» INSTRUCTIONS TO FOLLOW
Repeat the entries below exactly as they appear, with no pictures.

────────

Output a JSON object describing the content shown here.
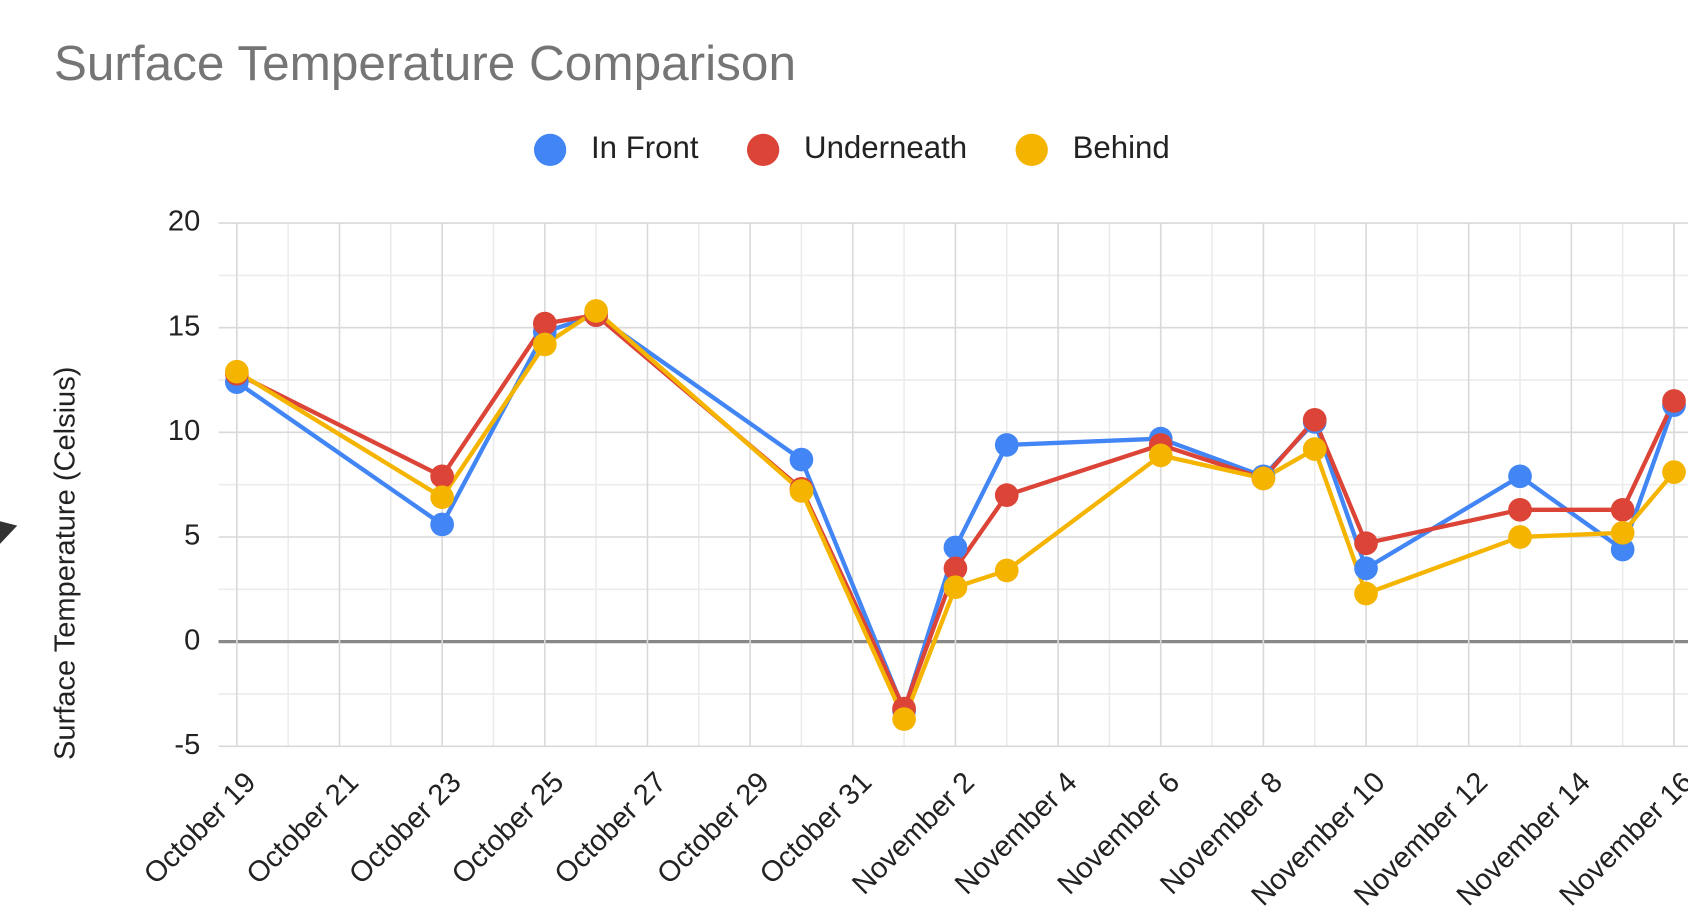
{
  "chart_data": {
    "type": "line",
    "title": "Surface Temperature Comparison",
    "y_label": "Surface Temperature (Celsius)",
    "x": [
      "October 19",
      "October 23",
      "October 25",
      "October 26",
      "October 30",
      "November 1",
      "November 2",
      "November 3",
      "November 6",
      "November 8",
      "November 9",
      "November 10",
      "November 13",
      "November 15",
      "November 16"
    ],
    "series": [
      {
        "name": "In Front",
        "color": "#4285f4",
        "values": [
          12.4,
          5.6,
          14.8,
          15.6,
          8.7,
          -3.3,
          4.5,
          9.4,
          9.7,
          7.9,
          10.5,
          3.5,
          7.9,
          4.4,
          11.3
        ]
      },
      {
        "name": "Underneath",
        "color": "#db4437",
        "values": [
          12.8,
          7.9,
          15.2,
          15.6,
          7.3,
          -3.2,
          3.5,
          7.0,
          9.4,
          7.8,
          10.6,
          4.7,
          6.3,
          6.3,
          11.5
        ]
      },
      {
        "name": "Behind",
        "color": "#f4b400",
        "values": [
          12.9,
          6.9,
          14.2,
          15.8,
          7.2,
          -3.7,
          2.6,
          3.4,
          8.9,
          7.8,
          9.2,
          2.3,
          5.0,
          5.2,
          8.1
        ]
      }
    ],
    "xlim": [
      "October 19",
      "November 16"
    ],
    "xticks": [
      "October 19",
      "October 21",
      "October 23",
      "October 25",
      "October 27",
      "October 29",
      "October 31",
      "November 2",
      "November 4",
      "November 6",
      "November 8",
      "November 10",
      "November 12",
      "November 14",
      "November 16"
    ],
    "ylim": [
      -5,
      20
    ],
    "yticks": [
      -5,
      0,
      5,
      10,
      15,
      20
    ],
    "grid": true,
    "minor_grid": true,
    "legend": "top"
  }
}
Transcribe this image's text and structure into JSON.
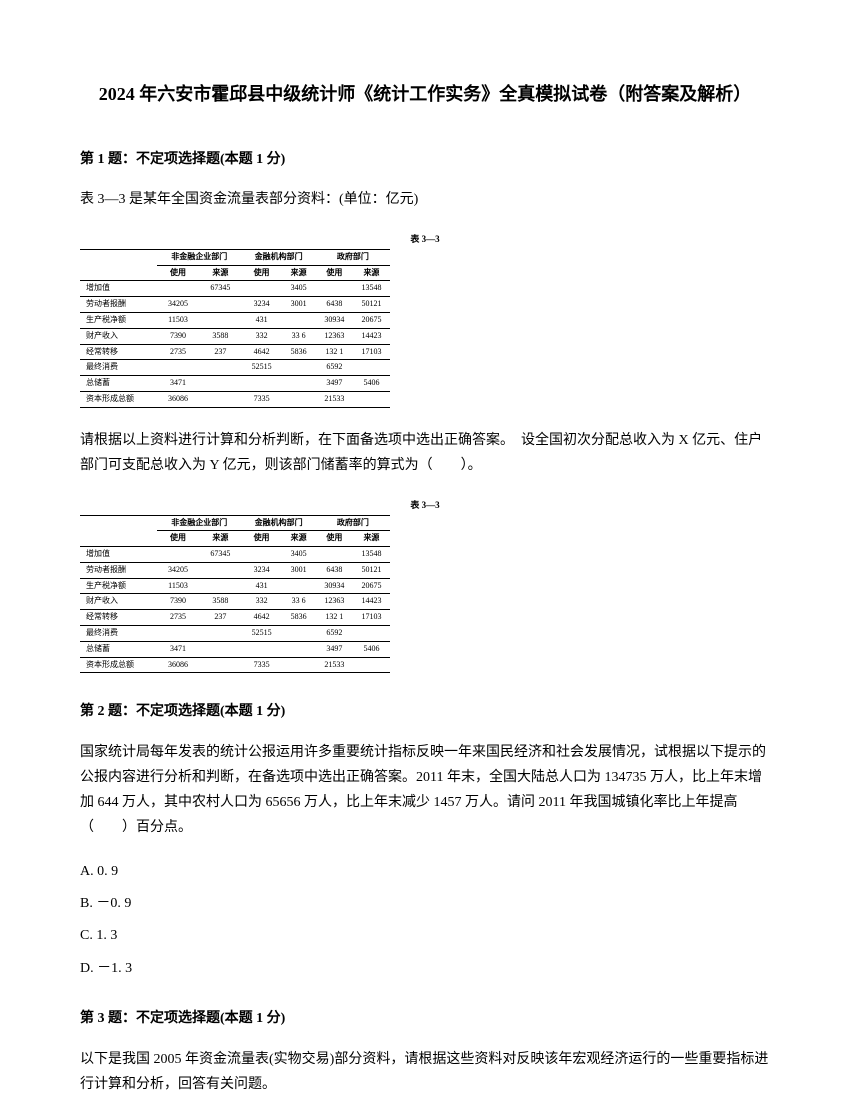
{
  "title": "2024 年六安市霍邱县中级统计师《统计工作实务》全真模拟试卷（附答案及解析）",
  "q1": {
    "header": "第 1 题：不定项选择题(本题 1 分)",
    "intro": "表 3—3 是某年全国资金流量表部分资料：(单位：亿元)",
    "body": "请根据以上资料进行计算和分析判断，在下面备选项中选出正确答案。　设全国初次分配总收入为 X 亿元、住户部门可支配总收入为 Y 亿元，则该部门储蓄率的算式为（　　）。"
  },
  "q2": {
    "header": "第 2 题：不定项选择题(本题 1 分)",
    "body": "国家统计局每年发表的统计公报运用许多重要统计指标反映一年来国民经济和社会发展情况，试根据以下提示的公报内容进行分析和判断，在备选项中选出正确答案。2011 年末，全国大陆总人口为 134735 万人，比上年末增加 644 万人，其中农村人口为 65656 万人，比上年末减少 1457 万人。请问 2011 年我国城镇化率比上年提高（　　）百分点。",
    "options": {
      "a": "A. 0. 9",
      "b": "B. －0. 9",
      "c": "C. 1. 3",
      "d": "D. －1. 3"
    }
  },
  "q3": {
    "header": "第 3 题：不定项选择题(本题 1 分)",
    "body": "以下是我国 2005 年资金流量表(实物交易)部分资料，请根据这些资料对反映该年宏观经济运行的一些重要指标进行计算和分析，回答有关问题。"
  },
  "table": {
    "title": "表 3—3",
    "group1": "非金融企业部门",
    "group2": "金融机构部门",
    "group3": "政府部门",
    "sub_shiyong": "使用",
    "sub_laiyuan": "来源",
    "rows": [
      {
        "label": "增加值",
        "c1": "",
        "c2": "67345",
        "c3": "",
        "c4": "3405",
        "c5": "",
        "c6": "13548"
      },
      {
        "label": "劳动者报酬",
        "c1": "34205",
        "c2": "",
        "c3": "3234",
        "c4": "3001",
        "c5": "6438",
        "c6": "50121"
      },
      {
        "label": "生产税净额",
        "c1": "11503",
        "c2": "",
        "c3": "431",
        "c4": "",
        "c5": "30934",
        "c6": "20675"
      },
      {
        "label": "财产收入",
        "c1": "7390",
        "c2": "3588",
        "c3": "332",
        "c4": "33 6",
        "c5": "12363",
        "c6": "14423"
      },
      {
        "label": "经常转移",
        "c1": "2735",
        "c2": "237",
        "c3": "4642",
        "c4": "5836",
        "c5": "132 1",
        "c6": "17103"
      },
      {
        "label": "最终消费",
        "c1": "",
        "c2": "",
        "c3": "52515",
        "c4": "",
        "c5": "6592",
        "c6": ""
      },
      {
        "label": "总储蓄",
        "c1": "3471",
        "c2": "",
        "c3": "",
        "c4": "",
        "c5": "3497",
        "c6": "5406"
      },
      {
        "label": "资本形成总额",
        "c1": "36086",
        "c2": "",
        "c3": "7335",
        "c4": "",
        "c5": "21533",
        "c6": ""
      }
    ]
  }
}
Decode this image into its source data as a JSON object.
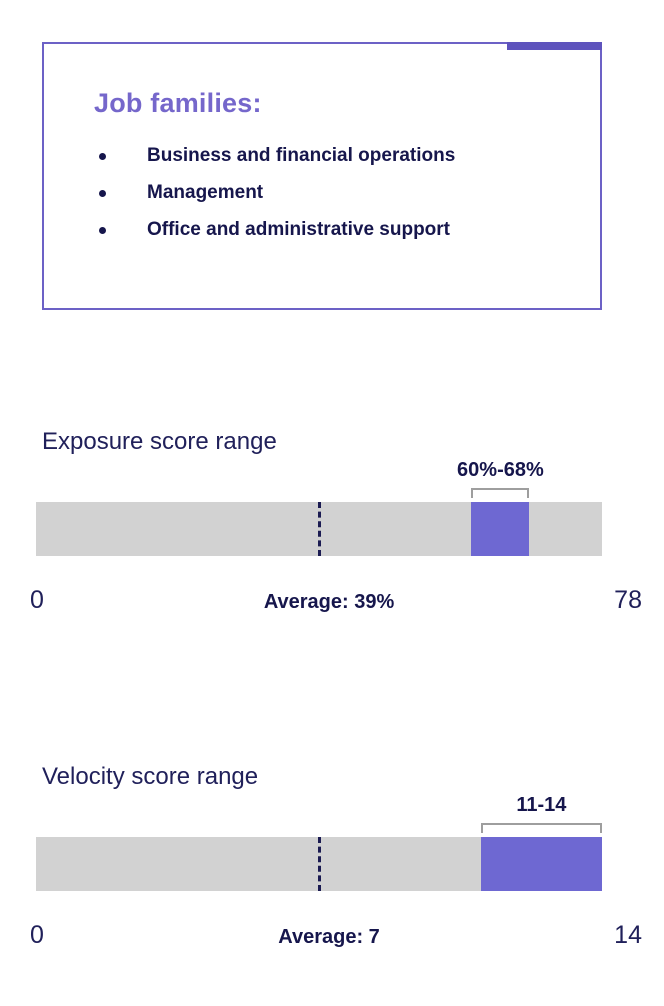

────────

» WRITTEN SOLUTION
Output a JSON object describing the content shown here.
{
  "chart_data": {
    "type": "line",
    "title": "Surface Temperature Comparison",
    "y_label": "Surface Temperature (Celsius)",
    "x": [
      "October 19",
      "October 23",
      "October 25",
      "October 26",
      "October 30",
      "November 1",
      "November 2",
      "November 3",
      "November 6",
      "November 8",
      "November 9",
      "November 10",
      "November 13",
      "November 15",
      "November 16"
    ],
    "series": [
      {
        "name": "In Front",
        "color": "#4285f4",
        "values": [
          12.4,
          5.6,
          14.8,
          15.6,
          8.7,
          -3.3,
          4.5,
          9.4,
          9.7,
          7.9,
          10.5,
          3.5,
          7.9,
          4.4,
          11.3
        ]
      },
      {
        "name": "Underneath",
        "color": "#db4437",
        "values": [
          12.8,
          7.9,
          15.2,
          15.6,
          7.3,
          -3.2,
          3.5,
          7.0,
          9.4,
          7.8,
          10.6,
          4.7,
          6.3,
          6.3,
          11.5
        ]
      },
      {
        "name": "Behind",
        "color": "#f4b400",
        "values": [
          12.9,
          6.9,
          14.2,
          15.8,
          7.2,
          -3.7,
          2.6,
          3.4,
          8.9,
          7.8,
          9.2,
          2.3,
          5.0,
          5.2,
          8.1
        ]
      }
    ],
    "xlim": [
      "October 19",
      "November 16"
    ],
    "xticks": [
      "October 19",
      "October 21",
      "October 23",
      "October 25",
      "October 27",
      "October 29",
      "October 31",
      "November 2",
      "November 4",
      "November 6",
      "November 8",
      "November 10",
      "November 12",
      "November 14",
      "November 16"
    ],
    "ylim": [
      -5,
      20
    ],
    "yticks": [
      -5,
      0,
      5,
      10,
      15,
      20
    ],
    "grid": true,
    "minor_grid": true,
    "legend": "top"
  }
}
Transcribe this image's text and structure into JSON.
{
  "title": "2024 年六安市霍邱县中级统计师《统计工作实务》全真模拟试卷（附答案及解析）",
  "q1": {
    "header": "第 1 题：不定项选择题(本题 1 分)",
    "intro": "表 3—3 是某年全国资金流量表部分资料：(单位：亿元)",
    "body": "请根据以上资料进行计算和分析判断，在下面备选项中选出正确答案。　设全国初次分配总收入为 X 亿元、住户部门可支配总收入为 Y 亿元，则该部门储蓄率的算式为（　　）。"
  },
  "q2": {
    "header": "第 2 题：不定项选择题(本题 1 分)",
    "body": "国家统计局每年发表的统计公报运用许多重要统计指标反映一年来国民经济和社会发展情况，试根据以下提示的公报内容进行分析和判断，在备选项中选出正确答案。2011 年末，全国大陆总人口为 134735 万人，比上年末增加 644 万人，其中农村人口为 65656 万人，比上年末减少 1457 万人。请问 2011 年我国城镇化率比上年提高（　　）百分点。",
    "options": {
      "a": "A. 0. 9",
      "b": "B. －0. 9",
      "c": "C. 1. 3",
      "d": "D. －1. 3"
    }
  },
  "q3": {
    "header": "第 3 题：不定项选择题(本题 1 分)",
    "body": "以下是我国 2005 年资金流量表(实物交易)部分资料，请根据这些资料对反映该年宏观经济运行的一些重要指标进行计算和分析，回答有关问题。"
  },
  "table": {
    "title": "表 3—3",
    "group1": "非金融企业部门",
    "group2": "金融机构部门",
    "group3": "政府部门",
    "sub_shiyong": "使用",
    "sub_laiyuan": "来源",
    "rows": [
      {
        "label": "增加值",
        "c1": "",
        "c2": "67345",
        "c3": "",
        "c4": "3405",
        "c5": "",
        "c6": "13548"
      },
      {
        "label": "劳动者报酬",
        "c1": "34205",
        "c2": "",
        "c3": "3234",
        "c4": "3001",
        "c5": "6438",
        "c6": "50121"
      },
      {
        "label": "生产税净额",
        "c1": "11503",
        "c2": "",
        "c3": "431",
        "c4": "",
        "c5": "30934",
        "c6": "20675"
      },
      {
        "label": "财产收入",
        "c1": "7390",
        "c2": "3588",
        "c3": "332",
        "c4": "33 6",
        "c5": "12363",
        "c6": "14423"
      },
      {
        "label": "经常转移",
        "c1": "2735",
        "c2": "237",
        "c3": "4642",
        "c4": "5836",
        "c5": "132 1",
        "c6": "17103"
      },
      {
        "label": "最终消费",
        "c1": "",
        "c2": "",
        "c3": "52515",
        "c4": "",
        "c5": "6592",
        "c6": ""
      },
      {
        "label": "总储蓄",
        "c1": "3471",
        "c2": "",
        "c3": "",
        "c4": "",
        "c5": "3497",
        "c6": "5406"
      },
      {
        "label": "资本形成总额",
        "c1": "36086",
        "c2": "",
        "c3": "7335",
        "c4": "",
        "c5": "21533",
        "c6": ""
      }
    ]
  }
}
Decode this image into its source data as a JSON object.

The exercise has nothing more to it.